[Extracted records]
^^^^
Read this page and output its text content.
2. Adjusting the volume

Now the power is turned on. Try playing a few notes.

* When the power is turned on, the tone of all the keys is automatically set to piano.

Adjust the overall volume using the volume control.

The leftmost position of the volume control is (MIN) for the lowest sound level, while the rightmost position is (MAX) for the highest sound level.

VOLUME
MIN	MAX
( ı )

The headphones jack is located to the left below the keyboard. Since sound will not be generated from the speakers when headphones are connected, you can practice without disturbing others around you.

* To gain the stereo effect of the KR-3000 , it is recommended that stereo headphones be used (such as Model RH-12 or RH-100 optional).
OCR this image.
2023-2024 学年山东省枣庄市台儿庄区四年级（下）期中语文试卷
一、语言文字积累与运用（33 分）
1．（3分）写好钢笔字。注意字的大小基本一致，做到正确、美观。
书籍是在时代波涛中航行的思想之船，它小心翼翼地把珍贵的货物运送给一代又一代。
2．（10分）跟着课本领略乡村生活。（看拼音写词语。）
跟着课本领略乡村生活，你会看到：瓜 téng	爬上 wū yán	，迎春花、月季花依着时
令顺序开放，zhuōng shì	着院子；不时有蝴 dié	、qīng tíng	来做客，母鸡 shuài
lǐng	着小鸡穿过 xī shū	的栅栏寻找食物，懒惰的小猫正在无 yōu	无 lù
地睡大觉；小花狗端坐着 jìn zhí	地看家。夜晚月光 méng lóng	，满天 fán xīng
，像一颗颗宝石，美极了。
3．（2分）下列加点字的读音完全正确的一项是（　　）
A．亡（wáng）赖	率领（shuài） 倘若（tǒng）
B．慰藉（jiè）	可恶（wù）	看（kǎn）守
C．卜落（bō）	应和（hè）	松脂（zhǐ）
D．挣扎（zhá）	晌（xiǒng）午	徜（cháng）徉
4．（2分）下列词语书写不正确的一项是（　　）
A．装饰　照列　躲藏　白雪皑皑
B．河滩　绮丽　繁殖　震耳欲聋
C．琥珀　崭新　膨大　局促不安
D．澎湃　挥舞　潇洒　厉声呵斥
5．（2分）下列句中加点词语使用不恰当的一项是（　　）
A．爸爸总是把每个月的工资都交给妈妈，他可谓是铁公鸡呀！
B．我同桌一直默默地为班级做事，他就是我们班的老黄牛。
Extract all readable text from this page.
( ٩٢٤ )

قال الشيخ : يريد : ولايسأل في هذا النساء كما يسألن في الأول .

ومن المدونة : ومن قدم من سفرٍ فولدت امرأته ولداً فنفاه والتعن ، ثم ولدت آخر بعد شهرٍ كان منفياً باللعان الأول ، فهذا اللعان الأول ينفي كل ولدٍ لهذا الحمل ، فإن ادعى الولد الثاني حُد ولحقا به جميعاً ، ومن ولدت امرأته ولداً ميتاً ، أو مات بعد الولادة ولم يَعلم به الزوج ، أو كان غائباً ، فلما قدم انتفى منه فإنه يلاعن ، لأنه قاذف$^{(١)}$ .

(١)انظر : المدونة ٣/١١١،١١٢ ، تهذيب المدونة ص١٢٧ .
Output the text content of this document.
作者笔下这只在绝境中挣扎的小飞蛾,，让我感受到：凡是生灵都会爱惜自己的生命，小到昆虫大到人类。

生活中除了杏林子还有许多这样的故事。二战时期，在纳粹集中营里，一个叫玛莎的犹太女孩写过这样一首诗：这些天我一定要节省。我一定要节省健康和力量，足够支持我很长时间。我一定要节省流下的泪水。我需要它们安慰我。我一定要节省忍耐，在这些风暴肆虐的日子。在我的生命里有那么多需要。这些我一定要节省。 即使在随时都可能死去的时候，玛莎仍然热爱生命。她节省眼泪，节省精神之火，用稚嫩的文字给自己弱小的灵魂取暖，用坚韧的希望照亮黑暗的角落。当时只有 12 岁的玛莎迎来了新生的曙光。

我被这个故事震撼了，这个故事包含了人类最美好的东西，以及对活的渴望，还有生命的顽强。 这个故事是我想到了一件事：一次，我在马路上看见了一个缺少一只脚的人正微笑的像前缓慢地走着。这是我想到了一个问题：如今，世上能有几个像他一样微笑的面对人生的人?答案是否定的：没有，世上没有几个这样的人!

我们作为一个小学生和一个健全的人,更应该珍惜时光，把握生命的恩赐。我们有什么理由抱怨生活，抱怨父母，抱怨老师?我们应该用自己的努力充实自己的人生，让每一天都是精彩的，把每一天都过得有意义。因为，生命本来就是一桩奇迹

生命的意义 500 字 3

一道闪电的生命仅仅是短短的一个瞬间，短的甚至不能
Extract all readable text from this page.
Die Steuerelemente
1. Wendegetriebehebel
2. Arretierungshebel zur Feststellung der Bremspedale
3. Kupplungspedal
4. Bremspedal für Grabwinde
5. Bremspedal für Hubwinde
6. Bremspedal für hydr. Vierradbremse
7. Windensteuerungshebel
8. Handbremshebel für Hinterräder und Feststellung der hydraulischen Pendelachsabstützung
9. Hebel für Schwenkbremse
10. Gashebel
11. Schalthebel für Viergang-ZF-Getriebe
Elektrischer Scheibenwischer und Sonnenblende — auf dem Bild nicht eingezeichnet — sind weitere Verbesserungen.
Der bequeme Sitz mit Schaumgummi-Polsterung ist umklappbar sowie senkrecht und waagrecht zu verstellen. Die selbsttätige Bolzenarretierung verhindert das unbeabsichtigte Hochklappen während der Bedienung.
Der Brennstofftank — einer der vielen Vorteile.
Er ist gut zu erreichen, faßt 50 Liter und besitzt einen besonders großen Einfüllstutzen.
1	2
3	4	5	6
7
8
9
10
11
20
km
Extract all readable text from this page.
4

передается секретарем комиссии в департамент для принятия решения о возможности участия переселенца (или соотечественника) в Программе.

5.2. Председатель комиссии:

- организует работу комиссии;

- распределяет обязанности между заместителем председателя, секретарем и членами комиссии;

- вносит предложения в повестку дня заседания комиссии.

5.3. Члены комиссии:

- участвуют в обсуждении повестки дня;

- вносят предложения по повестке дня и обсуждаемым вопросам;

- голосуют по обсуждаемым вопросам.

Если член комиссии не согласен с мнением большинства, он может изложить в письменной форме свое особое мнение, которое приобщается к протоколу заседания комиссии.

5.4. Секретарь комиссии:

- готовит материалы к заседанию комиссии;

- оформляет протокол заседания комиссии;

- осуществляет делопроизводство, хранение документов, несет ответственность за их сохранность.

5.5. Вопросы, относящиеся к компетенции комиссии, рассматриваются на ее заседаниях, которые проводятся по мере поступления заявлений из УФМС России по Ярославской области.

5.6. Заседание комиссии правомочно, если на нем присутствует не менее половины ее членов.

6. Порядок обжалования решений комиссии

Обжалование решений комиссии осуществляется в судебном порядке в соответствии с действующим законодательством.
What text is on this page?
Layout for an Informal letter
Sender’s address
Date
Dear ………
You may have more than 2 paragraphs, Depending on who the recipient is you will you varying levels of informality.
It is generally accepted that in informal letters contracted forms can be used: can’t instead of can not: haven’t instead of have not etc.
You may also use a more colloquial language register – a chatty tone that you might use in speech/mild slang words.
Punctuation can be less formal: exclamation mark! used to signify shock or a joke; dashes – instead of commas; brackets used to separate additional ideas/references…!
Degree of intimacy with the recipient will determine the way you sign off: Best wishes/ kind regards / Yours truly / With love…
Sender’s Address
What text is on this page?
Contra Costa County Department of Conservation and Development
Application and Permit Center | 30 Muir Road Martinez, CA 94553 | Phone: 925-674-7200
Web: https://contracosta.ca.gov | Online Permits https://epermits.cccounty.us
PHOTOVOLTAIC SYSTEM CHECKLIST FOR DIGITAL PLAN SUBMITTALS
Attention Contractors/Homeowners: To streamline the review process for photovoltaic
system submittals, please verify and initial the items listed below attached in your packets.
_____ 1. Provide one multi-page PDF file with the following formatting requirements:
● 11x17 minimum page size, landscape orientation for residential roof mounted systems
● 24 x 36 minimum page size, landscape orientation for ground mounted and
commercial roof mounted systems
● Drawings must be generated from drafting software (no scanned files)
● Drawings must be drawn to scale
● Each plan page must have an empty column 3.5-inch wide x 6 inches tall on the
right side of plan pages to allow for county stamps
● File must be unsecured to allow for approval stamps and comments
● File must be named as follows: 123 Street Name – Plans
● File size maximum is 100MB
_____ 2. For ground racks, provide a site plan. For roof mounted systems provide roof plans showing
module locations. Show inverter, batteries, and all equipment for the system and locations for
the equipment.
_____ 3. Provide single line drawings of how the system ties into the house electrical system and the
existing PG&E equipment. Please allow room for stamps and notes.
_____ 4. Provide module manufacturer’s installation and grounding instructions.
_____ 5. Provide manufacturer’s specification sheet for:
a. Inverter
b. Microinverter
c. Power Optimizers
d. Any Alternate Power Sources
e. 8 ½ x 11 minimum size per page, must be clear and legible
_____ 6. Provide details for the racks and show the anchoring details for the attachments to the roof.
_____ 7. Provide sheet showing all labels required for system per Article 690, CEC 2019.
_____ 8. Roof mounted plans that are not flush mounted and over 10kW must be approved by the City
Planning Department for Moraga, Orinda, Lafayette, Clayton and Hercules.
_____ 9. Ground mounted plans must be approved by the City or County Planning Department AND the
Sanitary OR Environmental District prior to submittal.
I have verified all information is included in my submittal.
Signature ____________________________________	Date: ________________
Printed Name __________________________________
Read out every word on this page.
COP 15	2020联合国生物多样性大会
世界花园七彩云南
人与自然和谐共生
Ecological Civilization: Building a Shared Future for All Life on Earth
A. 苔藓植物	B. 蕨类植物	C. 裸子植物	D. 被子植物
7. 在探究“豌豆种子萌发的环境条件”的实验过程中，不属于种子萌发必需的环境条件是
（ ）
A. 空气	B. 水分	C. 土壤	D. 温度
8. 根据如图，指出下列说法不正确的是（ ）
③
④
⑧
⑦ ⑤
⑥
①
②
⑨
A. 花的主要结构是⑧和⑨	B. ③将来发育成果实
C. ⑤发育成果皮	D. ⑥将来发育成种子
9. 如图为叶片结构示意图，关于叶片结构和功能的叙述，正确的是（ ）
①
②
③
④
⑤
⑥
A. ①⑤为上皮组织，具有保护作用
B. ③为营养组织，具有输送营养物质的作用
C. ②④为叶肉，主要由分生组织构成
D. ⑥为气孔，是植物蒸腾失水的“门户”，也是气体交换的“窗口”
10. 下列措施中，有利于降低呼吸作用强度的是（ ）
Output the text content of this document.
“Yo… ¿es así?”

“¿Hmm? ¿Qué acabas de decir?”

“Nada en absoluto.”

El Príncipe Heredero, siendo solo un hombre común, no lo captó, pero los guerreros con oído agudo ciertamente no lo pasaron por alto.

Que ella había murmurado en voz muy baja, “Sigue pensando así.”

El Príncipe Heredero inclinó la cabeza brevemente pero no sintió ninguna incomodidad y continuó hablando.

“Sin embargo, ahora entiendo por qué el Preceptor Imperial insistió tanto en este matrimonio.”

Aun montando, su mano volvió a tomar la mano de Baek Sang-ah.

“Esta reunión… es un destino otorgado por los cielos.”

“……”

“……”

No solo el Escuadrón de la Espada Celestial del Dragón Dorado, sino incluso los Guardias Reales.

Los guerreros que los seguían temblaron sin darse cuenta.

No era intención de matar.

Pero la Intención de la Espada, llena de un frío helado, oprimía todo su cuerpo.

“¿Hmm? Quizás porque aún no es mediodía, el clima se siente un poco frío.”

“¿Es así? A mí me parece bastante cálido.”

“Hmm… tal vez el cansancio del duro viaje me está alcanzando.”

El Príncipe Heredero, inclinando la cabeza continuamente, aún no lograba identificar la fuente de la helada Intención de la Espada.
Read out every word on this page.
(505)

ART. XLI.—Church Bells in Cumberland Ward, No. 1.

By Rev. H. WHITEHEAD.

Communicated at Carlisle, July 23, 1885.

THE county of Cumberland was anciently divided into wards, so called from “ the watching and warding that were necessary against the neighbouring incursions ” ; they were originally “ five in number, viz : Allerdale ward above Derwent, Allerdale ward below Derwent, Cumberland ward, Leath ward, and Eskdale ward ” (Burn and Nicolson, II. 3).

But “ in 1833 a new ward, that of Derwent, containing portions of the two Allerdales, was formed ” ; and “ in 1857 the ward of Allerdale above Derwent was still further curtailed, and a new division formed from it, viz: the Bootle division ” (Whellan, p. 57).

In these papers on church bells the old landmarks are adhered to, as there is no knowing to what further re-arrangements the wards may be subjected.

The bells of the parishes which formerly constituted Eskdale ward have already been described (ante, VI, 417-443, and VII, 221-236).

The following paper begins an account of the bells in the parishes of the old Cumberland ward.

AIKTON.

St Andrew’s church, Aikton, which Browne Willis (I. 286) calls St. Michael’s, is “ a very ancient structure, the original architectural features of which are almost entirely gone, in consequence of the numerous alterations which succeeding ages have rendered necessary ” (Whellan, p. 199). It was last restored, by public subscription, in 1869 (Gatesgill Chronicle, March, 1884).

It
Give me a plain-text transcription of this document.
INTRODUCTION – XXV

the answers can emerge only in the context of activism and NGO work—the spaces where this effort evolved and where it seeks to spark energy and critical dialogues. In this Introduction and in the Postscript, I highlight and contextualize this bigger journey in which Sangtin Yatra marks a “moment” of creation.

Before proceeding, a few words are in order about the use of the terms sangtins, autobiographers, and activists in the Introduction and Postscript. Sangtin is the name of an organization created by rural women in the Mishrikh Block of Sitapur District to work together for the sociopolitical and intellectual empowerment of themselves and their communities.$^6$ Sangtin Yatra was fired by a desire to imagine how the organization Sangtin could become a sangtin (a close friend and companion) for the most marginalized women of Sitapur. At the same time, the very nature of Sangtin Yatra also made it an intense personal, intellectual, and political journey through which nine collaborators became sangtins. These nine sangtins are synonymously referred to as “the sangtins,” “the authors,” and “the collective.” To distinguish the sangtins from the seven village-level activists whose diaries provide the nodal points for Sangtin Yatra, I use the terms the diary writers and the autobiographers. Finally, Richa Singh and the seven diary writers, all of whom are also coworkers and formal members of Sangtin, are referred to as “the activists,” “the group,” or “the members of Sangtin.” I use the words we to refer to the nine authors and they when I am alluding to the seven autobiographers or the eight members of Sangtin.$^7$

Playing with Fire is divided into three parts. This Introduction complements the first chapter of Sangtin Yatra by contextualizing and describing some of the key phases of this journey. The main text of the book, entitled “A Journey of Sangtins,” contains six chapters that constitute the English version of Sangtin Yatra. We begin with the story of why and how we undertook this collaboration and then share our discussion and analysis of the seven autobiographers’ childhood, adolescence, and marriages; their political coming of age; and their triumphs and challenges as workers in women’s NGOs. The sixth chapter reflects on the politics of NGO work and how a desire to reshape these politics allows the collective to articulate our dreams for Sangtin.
^^^^
Short problem: Pull out each line of the records holding the string "minimum".

Solution to this problem:
● 11x17 minimum page size, landscape orientation for residential roof mounted systems
● 24 x 36 minimum page size, landscape orientation for ground mounted and
e. 8 ½ x 11 minimum size per page, must be clear and legible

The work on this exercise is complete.